Find the lines that hold "technical". Report only how many there are.

# START OF Material shown

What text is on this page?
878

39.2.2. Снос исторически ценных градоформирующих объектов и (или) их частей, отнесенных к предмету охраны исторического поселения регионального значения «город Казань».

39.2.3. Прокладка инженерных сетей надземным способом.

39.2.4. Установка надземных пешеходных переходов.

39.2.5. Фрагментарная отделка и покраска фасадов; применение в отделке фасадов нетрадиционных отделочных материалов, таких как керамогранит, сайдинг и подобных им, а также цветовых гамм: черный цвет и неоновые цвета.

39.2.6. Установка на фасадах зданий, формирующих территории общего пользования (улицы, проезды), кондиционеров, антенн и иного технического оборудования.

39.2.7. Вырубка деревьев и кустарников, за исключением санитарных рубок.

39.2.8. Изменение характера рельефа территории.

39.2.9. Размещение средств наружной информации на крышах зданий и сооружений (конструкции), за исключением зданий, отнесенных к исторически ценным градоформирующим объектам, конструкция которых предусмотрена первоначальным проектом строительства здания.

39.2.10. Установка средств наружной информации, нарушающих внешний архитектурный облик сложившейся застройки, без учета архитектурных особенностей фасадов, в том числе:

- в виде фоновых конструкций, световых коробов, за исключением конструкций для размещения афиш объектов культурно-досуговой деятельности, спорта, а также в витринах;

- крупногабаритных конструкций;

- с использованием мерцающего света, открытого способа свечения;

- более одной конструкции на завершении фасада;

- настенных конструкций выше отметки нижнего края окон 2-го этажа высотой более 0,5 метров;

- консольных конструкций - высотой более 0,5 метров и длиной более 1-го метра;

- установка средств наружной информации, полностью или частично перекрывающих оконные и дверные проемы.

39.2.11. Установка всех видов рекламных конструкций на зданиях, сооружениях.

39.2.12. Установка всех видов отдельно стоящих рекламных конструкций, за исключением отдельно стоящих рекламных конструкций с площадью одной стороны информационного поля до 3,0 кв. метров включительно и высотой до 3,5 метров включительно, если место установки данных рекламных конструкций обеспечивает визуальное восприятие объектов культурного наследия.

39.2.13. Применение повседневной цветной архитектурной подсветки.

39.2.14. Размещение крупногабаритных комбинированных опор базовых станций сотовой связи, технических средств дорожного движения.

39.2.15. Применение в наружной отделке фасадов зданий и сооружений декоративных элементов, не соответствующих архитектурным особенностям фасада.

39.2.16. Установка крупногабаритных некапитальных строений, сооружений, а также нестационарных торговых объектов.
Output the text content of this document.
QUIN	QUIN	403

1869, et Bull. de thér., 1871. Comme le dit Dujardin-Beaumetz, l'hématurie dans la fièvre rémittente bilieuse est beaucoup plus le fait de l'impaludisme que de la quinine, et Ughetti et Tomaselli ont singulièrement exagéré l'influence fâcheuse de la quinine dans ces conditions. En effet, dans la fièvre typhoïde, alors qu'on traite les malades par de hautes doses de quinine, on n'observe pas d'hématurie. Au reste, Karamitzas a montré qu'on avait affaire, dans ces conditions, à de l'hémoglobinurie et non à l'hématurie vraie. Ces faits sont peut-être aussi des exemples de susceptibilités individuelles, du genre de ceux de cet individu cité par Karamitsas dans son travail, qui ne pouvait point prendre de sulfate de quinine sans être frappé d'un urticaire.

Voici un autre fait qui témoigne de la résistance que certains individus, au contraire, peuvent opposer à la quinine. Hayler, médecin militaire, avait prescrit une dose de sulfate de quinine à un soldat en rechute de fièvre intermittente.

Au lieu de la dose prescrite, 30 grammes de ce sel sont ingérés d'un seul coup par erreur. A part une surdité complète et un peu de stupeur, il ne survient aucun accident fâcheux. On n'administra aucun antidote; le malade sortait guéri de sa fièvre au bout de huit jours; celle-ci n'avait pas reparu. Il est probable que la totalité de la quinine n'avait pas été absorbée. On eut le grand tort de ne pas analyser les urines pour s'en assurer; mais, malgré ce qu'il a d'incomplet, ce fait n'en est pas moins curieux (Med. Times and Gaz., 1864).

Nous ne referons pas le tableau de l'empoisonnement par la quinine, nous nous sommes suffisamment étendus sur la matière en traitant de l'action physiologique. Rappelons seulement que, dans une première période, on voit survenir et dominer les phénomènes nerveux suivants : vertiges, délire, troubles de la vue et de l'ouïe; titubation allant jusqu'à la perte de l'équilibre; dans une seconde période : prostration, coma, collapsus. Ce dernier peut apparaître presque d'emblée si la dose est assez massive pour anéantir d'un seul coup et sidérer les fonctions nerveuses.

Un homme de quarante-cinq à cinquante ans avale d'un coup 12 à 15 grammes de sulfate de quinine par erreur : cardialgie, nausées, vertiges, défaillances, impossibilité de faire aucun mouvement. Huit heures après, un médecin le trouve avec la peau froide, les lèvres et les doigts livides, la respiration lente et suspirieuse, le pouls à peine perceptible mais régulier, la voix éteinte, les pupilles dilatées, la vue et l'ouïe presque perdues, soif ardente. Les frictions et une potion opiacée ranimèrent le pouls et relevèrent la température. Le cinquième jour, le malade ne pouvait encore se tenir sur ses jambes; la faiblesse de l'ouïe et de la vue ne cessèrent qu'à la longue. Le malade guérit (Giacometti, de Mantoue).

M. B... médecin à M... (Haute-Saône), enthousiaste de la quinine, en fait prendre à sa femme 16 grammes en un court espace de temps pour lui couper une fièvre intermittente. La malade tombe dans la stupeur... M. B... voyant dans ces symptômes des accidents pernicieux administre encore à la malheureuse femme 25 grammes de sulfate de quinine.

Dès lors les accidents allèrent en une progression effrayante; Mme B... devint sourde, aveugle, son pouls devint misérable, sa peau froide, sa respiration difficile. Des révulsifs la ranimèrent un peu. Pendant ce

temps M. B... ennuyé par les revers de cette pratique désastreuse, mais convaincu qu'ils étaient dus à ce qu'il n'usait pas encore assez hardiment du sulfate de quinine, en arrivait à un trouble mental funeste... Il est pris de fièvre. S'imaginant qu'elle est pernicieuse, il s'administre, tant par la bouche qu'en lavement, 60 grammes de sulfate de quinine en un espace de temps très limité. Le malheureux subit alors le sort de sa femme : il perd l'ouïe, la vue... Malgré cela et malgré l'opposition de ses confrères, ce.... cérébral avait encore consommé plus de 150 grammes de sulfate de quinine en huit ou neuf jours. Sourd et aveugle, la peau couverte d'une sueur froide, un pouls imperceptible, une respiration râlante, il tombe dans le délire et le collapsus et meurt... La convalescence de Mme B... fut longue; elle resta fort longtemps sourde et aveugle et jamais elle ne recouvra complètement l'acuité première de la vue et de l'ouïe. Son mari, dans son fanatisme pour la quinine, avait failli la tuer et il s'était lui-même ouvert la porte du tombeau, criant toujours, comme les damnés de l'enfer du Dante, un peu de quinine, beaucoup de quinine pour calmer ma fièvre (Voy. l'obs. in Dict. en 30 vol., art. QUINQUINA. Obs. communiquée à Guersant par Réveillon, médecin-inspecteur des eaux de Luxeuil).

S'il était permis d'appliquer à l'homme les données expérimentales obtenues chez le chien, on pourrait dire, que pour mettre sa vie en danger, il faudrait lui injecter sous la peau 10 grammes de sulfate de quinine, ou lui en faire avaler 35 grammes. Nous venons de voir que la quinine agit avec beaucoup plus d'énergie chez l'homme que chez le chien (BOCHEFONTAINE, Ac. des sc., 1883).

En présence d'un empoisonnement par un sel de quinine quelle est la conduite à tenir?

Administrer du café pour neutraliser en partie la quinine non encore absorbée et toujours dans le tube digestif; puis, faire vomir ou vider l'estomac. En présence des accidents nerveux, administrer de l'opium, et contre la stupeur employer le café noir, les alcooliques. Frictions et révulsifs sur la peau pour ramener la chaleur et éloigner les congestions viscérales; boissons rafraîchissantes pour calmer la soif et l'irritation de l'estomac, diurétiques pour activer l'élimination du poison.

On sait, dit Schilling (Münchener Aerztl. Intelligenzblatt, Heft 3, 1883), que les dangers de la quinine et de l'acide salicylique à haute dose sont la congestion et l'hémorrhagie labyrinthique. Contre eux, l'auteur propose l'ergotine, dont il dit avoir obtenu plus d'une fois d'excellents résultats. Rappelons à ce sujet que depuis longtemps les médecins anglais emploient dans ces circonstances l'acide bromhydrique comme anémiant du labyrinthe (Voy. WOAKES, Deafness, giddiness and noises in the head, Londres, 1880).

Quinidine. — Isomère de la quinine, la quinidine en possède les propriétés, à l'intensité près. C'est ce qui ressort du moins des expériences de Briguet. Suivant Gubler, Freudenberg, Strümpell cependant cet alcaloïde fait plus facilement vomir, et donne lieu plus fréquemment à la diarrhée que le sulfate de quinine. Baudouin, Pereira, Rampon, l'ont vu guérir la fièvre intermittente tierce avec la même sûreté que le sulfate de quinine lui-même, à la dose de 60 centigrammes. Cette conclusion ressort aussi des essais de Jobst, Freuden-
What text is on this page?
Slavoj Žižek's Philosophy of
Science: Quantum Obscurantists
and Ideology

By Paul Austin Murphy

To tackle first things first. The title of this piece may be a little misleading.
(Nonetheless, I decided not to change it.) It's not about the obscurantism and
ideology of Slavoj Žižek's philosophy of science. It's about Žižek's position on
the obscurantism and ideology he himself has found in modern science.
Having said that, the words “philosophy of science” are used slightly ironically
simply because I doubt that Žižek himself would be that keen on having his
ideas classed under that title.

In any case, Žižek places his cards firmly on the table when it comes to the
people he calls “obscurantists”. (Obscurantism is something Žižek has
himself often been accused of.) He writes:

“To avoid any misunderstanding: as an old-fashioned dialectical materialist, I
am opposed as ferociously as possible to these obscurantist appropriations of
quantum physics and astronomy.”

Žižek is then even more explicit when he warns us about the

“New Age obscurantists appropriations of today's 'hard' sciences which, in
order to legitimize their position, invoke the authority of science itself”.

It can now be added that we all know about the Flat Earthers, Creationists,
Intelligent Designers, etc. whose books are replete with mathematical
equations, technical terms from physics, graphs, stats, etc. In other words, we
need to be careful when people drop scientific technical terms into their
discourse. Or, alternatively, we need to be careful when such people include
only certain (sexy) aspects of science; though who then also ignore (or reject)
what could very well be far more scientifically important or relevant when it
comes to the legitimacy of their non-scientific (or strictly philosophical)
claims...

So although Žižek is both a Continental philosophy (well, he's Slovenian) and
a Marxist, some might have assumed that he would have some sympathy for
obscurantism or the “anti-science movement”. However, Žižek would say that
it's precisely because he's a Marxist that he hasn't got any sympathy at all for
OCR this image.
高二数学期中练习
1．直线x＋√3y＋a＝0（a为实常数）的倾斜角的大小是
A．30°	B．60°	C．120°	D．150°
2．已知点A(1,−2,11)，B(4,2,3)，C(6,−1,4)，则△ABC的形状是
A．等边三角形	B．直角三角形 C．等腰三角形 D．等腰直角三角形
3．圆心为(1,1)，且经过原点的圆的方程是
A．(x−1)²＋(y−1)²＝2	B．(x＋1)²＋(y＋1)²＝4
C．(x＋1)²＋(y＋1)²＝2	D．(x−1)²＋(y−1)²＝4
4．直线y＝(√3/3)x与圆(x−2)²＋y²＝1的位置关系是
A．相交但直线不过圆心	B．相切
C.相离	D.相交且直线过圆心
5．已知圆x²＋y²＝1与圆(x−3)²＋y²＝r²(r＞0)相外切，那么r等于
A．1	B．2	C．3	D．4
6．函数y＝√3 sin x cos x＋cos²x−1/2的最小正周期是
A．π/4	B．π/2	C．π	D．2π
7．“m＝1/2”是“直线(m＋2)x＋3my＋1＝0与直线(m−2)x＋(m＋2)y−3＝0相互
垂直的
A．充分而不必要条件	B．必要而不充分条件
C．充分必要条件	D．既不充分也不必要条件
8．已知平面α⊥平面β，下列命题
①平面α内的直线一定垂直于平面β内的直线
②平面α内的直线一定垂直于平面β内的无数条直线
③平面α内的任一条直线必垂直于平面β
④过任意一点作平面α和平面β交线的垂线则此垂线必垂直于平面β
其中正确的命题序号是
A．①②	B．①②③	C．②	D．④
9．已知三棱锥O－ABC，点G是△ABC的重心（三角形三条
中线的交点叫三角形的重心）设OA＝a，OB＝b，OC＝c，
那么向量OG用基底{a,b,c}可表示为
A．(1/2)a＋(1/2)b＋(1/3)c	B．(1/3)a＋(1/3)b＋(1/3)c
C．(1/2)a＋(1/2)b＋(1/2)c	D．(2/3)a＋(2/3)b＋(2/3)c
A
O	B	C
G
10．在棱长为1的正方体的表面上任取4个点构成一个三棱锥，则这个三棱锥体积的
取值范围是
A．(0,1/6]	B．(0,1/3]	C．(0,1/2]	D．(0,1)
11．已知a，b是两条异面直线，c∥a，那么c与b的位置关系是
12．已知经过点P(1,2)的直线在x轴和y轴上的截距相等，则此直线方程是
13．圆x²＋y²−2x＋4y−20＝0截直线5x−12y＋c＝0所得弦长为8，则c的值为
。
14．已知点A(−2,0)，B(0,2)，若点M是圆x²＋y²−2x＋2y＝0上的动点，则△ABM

# END OF Material shown

:: Result of this task ::
2